## [MATERIAL PROVIDED]

------------------------------------------------------------

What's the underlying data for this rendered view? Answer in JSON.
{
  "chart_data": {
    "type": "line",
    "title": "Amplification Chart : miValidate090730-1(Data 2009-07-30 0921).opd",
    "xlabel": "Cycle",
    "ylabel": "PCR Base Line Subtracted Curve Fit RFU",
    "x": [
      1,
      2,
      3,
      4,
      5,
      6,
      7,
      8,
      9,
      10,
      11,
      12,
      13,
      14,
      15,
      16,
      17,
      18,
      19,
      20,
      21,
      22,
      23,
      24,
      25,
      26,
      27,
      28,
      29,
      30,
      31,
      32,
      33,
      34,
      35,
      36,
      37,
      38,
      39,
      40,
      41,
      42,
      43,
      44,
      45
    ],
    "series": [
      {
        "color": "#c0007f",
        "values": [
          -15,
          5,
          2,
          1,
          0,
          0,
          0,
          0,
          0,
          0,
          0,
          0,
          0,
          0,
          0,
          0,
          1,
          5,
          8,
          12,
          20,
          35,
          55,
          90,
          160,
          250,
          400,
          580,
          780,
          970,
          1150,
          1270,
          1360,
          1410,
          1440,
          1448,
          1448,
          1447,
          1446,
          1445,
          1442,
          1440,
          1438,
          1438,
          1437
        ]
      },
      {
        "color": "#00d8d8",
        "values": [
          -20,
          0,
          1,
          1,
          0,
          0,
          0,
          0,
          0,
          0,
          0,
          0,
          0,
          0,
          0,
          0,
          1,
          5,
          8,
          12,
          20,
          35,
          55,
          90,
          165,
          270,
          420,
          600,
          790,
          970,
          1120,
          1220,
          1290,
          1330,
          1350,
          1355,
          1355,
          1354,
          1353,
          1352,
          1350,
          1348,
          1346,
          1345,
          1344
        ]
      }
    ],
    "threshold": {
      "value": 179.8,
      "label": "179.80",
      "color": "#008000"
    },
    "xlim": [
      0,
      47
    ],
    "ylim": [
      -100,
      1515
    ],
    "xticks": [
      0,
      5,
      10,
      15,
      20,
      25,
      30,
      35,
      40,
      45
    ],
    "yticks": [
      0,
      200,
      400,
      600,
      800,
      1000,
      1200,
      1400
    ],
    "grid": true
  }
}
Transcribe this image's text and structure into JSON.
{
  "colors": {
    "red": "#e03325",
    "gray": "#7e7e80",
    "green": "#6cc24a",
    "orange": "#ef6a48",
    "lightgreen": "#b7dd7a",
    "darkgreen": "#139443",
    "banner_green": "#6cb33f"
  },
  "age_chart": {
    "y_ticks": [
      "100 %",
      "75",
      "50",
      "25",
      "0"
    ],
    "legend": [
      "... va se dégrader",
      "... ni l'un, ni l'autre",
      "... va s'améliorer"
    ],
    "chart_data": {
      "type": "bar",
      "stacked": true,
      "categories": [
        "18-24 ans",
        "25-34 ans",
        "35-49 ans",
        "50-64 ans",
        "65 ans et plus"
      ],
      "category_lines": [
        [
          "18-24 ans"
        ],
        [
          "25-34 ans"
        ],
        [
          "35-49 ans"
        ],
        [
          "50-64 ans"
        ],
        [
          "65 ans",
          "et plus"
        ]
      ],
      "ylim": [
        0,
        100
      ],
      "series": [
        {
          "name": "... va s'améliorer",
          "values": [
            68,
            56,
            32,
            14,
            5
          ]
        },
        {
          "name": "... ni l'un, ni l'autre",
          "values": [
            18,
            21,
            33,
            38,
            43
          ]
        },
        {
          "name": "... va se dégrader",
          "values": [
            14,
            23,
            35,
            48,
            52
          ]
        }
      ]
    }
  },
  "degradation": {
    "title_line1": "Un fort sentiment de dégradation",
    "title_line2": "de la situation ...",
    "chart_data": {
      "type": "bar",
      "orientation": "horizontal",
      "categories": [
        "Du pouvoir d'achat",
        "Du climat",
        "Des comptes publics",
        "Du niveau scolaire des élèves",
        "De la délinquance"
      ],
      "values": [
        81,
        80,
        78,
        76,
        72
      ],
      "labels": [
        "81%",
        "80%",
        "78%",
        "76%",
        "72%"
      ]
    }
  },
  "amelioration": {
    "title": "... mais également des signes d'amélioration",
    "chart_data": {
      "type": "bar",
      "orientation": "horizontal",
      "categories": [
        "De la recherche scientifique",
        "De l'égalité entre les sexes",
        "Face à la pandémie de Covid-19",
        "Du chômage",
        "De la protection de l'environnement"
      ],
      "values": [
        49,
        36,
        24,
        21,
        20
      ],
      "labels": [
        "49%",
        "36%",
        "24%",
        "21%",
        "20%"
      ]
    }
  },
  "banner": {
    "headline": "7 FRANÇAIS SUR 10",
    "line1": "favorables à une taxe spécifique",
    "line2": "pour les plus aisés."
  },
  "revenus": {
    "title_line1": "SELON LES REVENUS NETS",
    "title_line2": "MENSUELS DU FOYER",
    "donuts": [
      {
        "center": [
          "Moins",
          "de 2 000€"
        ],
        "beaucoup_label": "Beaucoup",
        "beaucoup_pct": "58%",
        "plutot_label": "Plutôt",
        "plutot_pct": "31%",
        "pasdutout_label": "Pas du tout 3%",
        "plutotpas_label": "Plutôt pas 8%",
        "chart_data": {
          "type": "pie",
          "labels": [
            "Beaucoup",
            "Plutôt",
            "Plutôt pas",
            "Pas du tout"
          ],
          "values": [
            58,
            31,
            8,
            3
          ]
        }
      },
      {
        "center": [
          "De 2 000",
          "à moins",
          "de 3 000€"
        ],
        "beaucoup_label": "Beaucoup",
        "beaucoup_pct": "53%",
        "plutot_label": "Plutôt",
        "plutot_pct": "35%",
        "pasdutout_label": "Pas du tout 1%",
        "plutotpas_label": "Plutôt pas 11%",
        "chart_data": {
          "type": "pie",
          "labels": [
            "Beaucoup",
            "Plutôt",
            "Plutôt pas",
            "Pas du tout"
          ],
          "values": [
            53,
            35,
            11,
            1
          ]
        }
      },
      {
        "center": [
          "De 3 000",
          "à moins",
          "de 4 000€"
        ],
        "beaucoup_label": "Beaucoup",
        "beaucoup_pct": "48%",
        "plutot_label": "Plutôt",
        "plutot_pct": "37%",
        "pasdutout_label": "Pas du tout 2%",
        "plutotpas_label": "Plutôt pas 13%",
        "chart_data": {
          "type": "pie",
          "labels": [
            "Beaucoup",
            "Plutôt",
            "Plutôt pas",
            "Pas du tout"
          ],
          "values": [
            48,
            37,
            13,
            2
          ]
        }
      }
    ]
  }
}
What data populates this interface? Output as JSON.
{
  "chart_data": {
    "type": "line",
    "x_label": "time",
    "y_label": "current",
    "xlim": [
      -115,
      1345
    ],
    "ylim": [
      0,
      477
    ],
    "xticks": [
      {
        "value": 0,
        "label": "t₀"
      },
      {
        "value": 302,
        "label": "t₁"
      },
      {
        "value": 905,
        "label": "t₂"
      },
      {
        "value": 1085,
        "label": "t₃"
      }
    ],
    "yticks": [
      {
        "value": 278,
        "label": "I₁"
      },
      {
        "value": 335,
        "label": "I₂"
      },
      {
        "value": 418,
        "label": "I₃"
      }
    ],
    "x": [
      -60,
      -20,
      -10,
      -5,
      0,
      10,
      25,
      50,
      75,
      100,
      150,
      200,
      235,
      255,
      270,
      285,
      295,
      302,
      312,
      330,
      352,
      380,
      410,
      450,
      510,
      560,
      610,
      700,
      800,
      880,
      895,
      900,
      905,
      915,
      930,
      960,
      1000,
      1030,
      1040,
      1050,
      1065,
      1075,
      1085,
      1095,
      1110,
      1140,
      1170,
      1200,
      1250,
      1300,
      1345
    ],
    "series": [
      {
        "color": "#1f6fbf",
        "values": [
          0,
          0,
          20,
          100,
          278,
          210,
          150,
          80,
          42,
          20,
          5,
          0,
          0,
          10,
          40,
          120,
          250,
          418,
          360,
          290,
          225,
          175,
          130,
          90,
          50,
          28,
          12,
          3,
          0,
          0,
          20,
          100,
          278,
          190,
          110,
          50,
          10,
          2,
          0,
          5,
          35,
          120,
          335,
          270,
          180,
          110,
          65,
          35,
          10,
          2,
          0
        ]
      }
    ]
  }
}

------------------------------------------------------------

Which lines in the records above contain the string "this"? Copy each one.

## [PROBLEM SOLUTION]
What's the underlying data for this rendered view? Answer in JSON.
Transcribe this image's text and structure into JSON.
What data populates this interface? Output as JSON.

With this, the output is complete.